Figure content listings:
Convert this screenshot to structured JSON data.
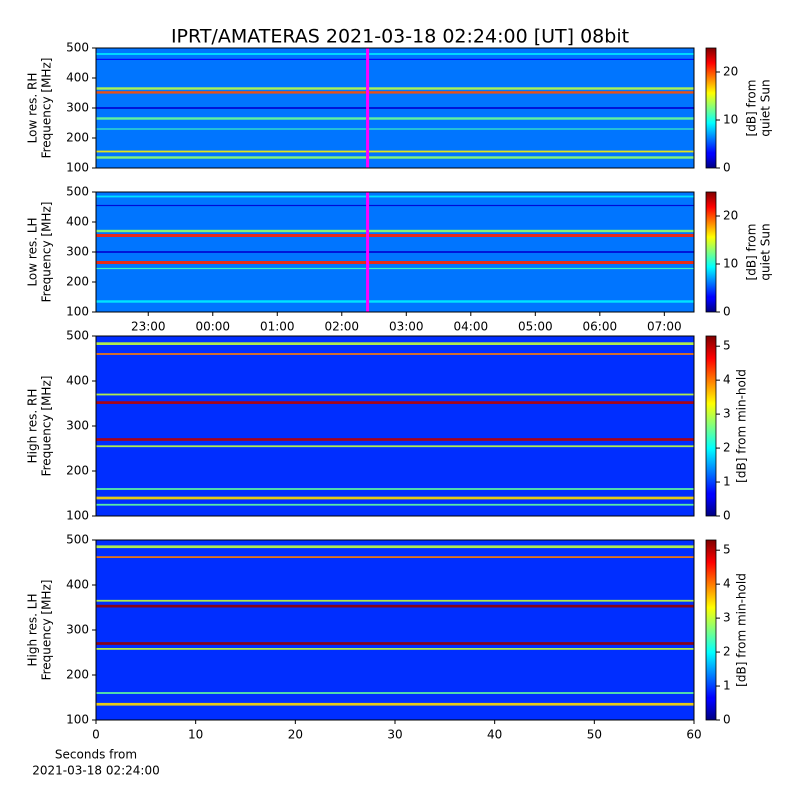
{
  "title": "IPRT/AMATERAS 2021-03-18 02:24:00 [UT]   08bit",
  "chart_data": [
    {
      "type": "heatmap",
      "ylabel": [
        "Low res. RH",
        "Frequency [MHz]"
      ],
      "ylim": [
        100,
        500
      ],
      "yticks": [
        100,
        200,
        300,
        400,
        500
      ],
      "xlim": [
        22.19,
        31.46
      ],
      "colormap": "jet",
      "background_level": 6,
      "colorbar": {
        "label": [
          "[dB] from",
          "quiet Sun"
        ],
        "lim": [
          0,
          25
        ],
        "ticks": [
          0,
          10,
          20
        ]
      },
      "marker_line": {
        "x": 26.4,
        "color": "#ff00ff"
      },
      "bands": [
        {
          "freq": 480,
          "width": 6,
          "level": 9
        },
        {
          "freq": 462,
          "width": 4,
          "level": 3
        },
        {
          "freq": 365,
          "width": 8,
          "level": 14
        },
        {
          "freq": 352,
          "width": 8,
          "level": 20
        },
        {
          "freq": 300,
          "width": 6,
          "level": 2
        },
        {
          "freq": 265,
          "width": 8,
          "level": 12
        },
        {
          "freq": 230,
          "width": 4,
          "level": 11
        },
        {
          "freq": 155,
          "width": 6,
          "level": 16
        },
        {
          "freq": 135,
          "width": 8,
          "level": 13
        }
      ]
    },
    {
      "type": "heatmap",
      "ylabel": [
        "Low res. LH",
        "Frequency [MHz]"
      ],
      "ylim": [
        100,
        500
      ],
      "yticks": [
        100,
        200,
        300,
        400,
        500
      ],
      "xlim": [
        22.19,
        31.46
      ],
      "colormap": "jet",
      "background_level": 6,
      "xticks": [
        {
          "value": 23,
          "label": "23:00"
        },
        {
          "value": 24,
          "label": "00:00"
        },
        {
          "value": 25,
          "label": "01:00"
        },
        {
          "value": 26,
          "label": "02:00"
        },
        {
          "value": 27,
          "label": "03:00"
        },
        {
          "value": 28,
          "label": "04:00"
        },
        {
          "value": 29,
          "label": "05:00"
        },
        {
          "value": 30,
          "label": "06:00"
        },
        {
          "value": 31,
          "label": "07:00"
        }
      ],
      "colorbar": {
        "label": [
          "[dB] from",
          "quiet Sun"
        ],
        "lim": [
          0,
          25
        ],
        "ticks": [
          0,
          10,
          20
        ]
      },
      "marker_line": {
        "x": 26.4,
        "color": "#ff00ff"
      },
      "bands": [
        {
          "freq": 485,
          "width": 6,
          "level": 9
        },
        {
          "freq": 455,
          "width": 4,
          "level": 2
        },
        {
          "freq": 370,
          "width": 8,
          "level": 13
        },
        {
          "freq": 355,
          "width": 10,
          "level": 21
        },
        {
          "freq": 300,
          "width": 6,
          "level": 2
        },
        {
          "freq": 265,
          "width": 10,
          "level": 21
        },
        {
          "freq": 245,
          "width": 4,
          "level": 11
        },
        {
          "freq": 135,
          "width": 8,
          "level": 9
        }
      ]
    },
    {
      "type": "heatmap",
      "ylabel": [
        "High res. RH",
        "Frequency [MHz]"
      ],
      "ylim": [
        100,
        500
      ],
      "yticks": [
        100,
        200,
        300,
        400,
        500
      ],
      "xlim": [
        0,
        60
      ],
      "colormap": "jet",
      "background_level": 0.9,
      "colorbar": {
        "label": [
          "[dB] from min-hold"
        ],
        "lim": [
          0,
          5.3
        ],
        "ticks": [
          0,
          1,
          2,
          3,
          4,
          5
        ]
      },
      "bands": [
        {
          "freq": 483,
          "width": 6,
          "level": 3
        },
        {
          "freq": 460,
          "width": 4,
          "level": 4
        },
        {
          "freq": 370,
          "width": 4,
          "level": 3
        },
        {
          "freq": 352,
          "width": 6,
          "level": 5
        },
        {
          "freq": 270,
          "width": 6,
          "level": 5
        },
        {
          "freq": 255,
          "width": 4,
          "level": 3
        },
        {
          "freq": 160,
          "width": 4,
          "level": 2.5
        },
        {
          "freq": 140,
          "width": 6,
          "level": 3.5
        },
        {
          "freq": 125,
          "width": 4,
          "level": 2.5
        }
      ]
    },
    {
      "type": "heatmap",
      "ylabel": [
        "High res. LH",
        "Frequency [MHz]"
      ],
      "ylim": [
        100,
        500
      ],
      "yticks": [
        100,
        200,
        300,
        400,
        500
      ],
      "xlim": [
        0,
        60
      ],
      "xticks": [
        0,
        10,
        20,
        30,
        40,
        50,
        60
      ],
      "xlabel": [
        "Seconds from",
        "2021-03-18 02:24:00"
      ],
      "colormap": "jet",
      "background_level": 0.9,
      "colorbar": {
        "label": [
          "[dB] from min-hold"
        ],
        "lim": [
          0,
          5.3
        ],
        "ticks": [
          0,
          1,
          2,
          3,
          4,
          5
        ]
      },
      "bands": [
        {
          "freq": 485,
          "width": 6,
          "level": 3
        },
        {
          "freq": 462,
          "width": 4,
          "level": 4
        },
        {
          "freq": 365,
          "width": 4,
          "level": 3
        },
        {
          "freq": 353,
          "width": 6,
          "level": 5.2
        },
        {
          "freq": 270,
          "width": 6,
          "level": 5.2
        },
        {
          "freq": 258,
          "width": 4,
          "level": 3
        },
        {
          "freq": 160,
          "width": 4,
          "level": 2.5
        },
        {
          "freq": 135,
          "width": 6,
          "level": 3.5
        }
      ]
    }
  ]
}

◆ **Instructions to follow**
Write out the listing word for word, omitting the pictures it holds.

◆ **Exercise solution**
Convert this screenshot to structured JSON data.
{
  "title": "IPRT/AMATERAS 2021-03-18 02:24:00 [UT]   08bit",
  "chart_data": [
    {
      "type": "heatmap",
      "ylabel": [
        "Low res. RH",
        "Frequency [MHz]"
      ],
      "ylim": [
        100,
        500
      ],
      "yticks": [
        100,
        200,
        300,
        400,
        500
      ],
      "xlim": [
        22.19,
        31.46
      ],
      "colormap": "jet",
      "background_level": 6,
      "colorbar": {
        "label": [
          "[dB] from",
          "quiet Sun"
        ],
        "lim": [
          0,
          25
        ],
        "ticks": [
          0,
          10,
          20
        ]
      },
      "marker_line": {
        "x": 26.4,
        "color": "#ff00ff"
      },
      "bands": [
        {
          "freq": 480,
          "width": 6,
          "level": 9
        },
        {
          "freq": 462,
          "width": 4,
          "level": 3
        },
        {
          "freq": 365,
          "width": 8,
          "level": 14
        },
        {
          "freq": 352,
          "width": 8,
          "level": 20
        },
        {
          "freq": 300,
          "width": 6,
          "level": 2
        },
        {
          "freq": 265,
          "width": 8,
          "level": 12
        },
        {
          "freq": 230,
          "width": 4,
          "level": 11
        },
        {
          "freq": 155,
          "width": 6,
          "level": 16
        },
        {
          "freq": 135,
          "width": 8,
          "level": 13
        }
      ]
    },
    {
      "type": "heatmap",
      "ylabel": [
        "Low res. LH",
        "Frequency [MHz]"
      ],
      "ylim": [
        100,
        500
      ],
      "yticks": [
        100,
        200,
        300,
        400,
        500
      ],
      "xlim": [
        22.19,
        31.46
      ],
      "colormap": "jet",
      "background_level": 6,
      "xticks": [
        {
          "value": 23,
          "label": "23:00"
        },
        {
          "value": 24,
          "label": "00:00"
        },
        {
          "value": 25,
          "label": "01:00"
        },
        {
          "value": 26,
          "label": "02:00"
        },
        {
          "value": 27,
          "label": "03:00"
        },
        {
          "value": 28,
          "label": "04:00"
        },
        {
          "value": 29,
          "label": "05:00"
        },
        {
          "value": 30,
          "label": "06:00"
        },
        {
          "value": 31,
          "label": "07:00"
        }
      ],
      "colorbar": {
        "label": [
          "[dB] from",
          "quiet Sun"
        ],
        "lim": [
          0,
          25
        ],
        "ticks": [
          0,
          10,
          20
        ]
      },
      "marker_line": {
        "x": 26.4,
        "color": "#ff00ff"
      },
      "bands": [
        {
          "freq": 485,
          "width": 6,
          "level": 9
        },
        {
          "freq": 455,
          "width": 4,
          "level": 2
        },
        {
          "freq": 370,
          "width": 8,
          "level": 13
        },
        {
          "freq": 355,
          "width": 10,
          "level": 21
        },
        {
          "freq": 300,
          "width": 6,
          "level": 2
        },
        {
          "freq": 265,
          "width": 10,
          "level": 21
        },
        {
          "freq": 245,
          "width": 4,
          "level": 11
        },
        {
          "freq": 135,
          "width": 8,
          "level": 9
        }
      ]
    },
    {
      "type": "heatmap",
      "ylabel": [
        "High res. RH",
        "Frequency [MHz]"
      ],
      "ylim": [
        100,
        500
      ],
      "yticks": [
        100,
        200,
        300,
        400,
        500
      ],
      "xlim": [
        0,
        60
      ],
      "colormap": "jet",
      "background_level": 0.9,
      "colorbar": {
        "label": [
          "[dB] from min-hold"
        ],
        "lim": [
          0,
          5.3
        ],
        "ticks": [
          0,
          1,
          2,
          3,
          4,
          5
        ]
      },
      "bands": [
        {
          "freq": 483,
          "width": 6,
          "level": 3
        },
        {
          "freq": 460,
          "width": 4,
          "level": 4
        },
        {
          "freq": 370,
          "width": 4,
          "level": 3
        },
        {
          "freq": 352,
          "width": 6,
          "level": 5
        },
        {
          "freq": 270,
          "width": 6,
          "level": 5
        },
        {
          "freq": 255,
          "width": 4,
          "level": 3
        },
        {
          "freq": 160,
          "width": 4,
          "level": 2.5
        },
        {
          "freq": 140,
          "width": 6,
          "level": 3.5
        },
        {
          "freq": 125,
          "width": 4,
          "level": 2.5
        }
      ]
    },
    {
      "type": "heatmap",
      "ylabel": [
        "High res. LH",
        "Frequency [MHz]"
      ],
      "ylim": [
        100,
        500
      ],
      "yticks": [
        100,
        200,
        300,
        400,
        500
      ],
      "xlim": [
        0,
        60
      ],
      "xticks": [
        0,
        10,
        20,
        30,
        40,
        50,
        60
      ],
      "xlabel": [
        "Seconds from",
        "2021-03-18 02:24:00"
      ],
      "colormap": "jet",
      "background_level": 0.9,
      "colorbar": {
        "label": [
          "[dB] from min-hold"
        ],
        "lim": [
          0,
          5.3
        ],
        "ticks": [
          0,
          1,
          2,
          3,
          4,
          5
        ]
      },
      "bands": [
        {
          "freq": 485,
          "width": 6,
          "level": 3
        },
        {
          "freq": 462,
          "width": 4,
          "level": 4
        },
        {
          "freq": 365,
          "width": 4,
          "level": 3
        },
        {
          "freq": 353,
          "width": 6,
          "level": 5.2
        },
        {
          "freq": 270,
          "width": 6,
          "level": 5.2
        },
        {
          "freq": 258,
          "width": 4,
          "level": 3
        },
        {
          "freq": 160,
          "width": 4,
          "level": 2.5
        },
        {
          "freq": 135,
          "width": 6,
          "level": 3.5
        }
      ]
    }
  ]
}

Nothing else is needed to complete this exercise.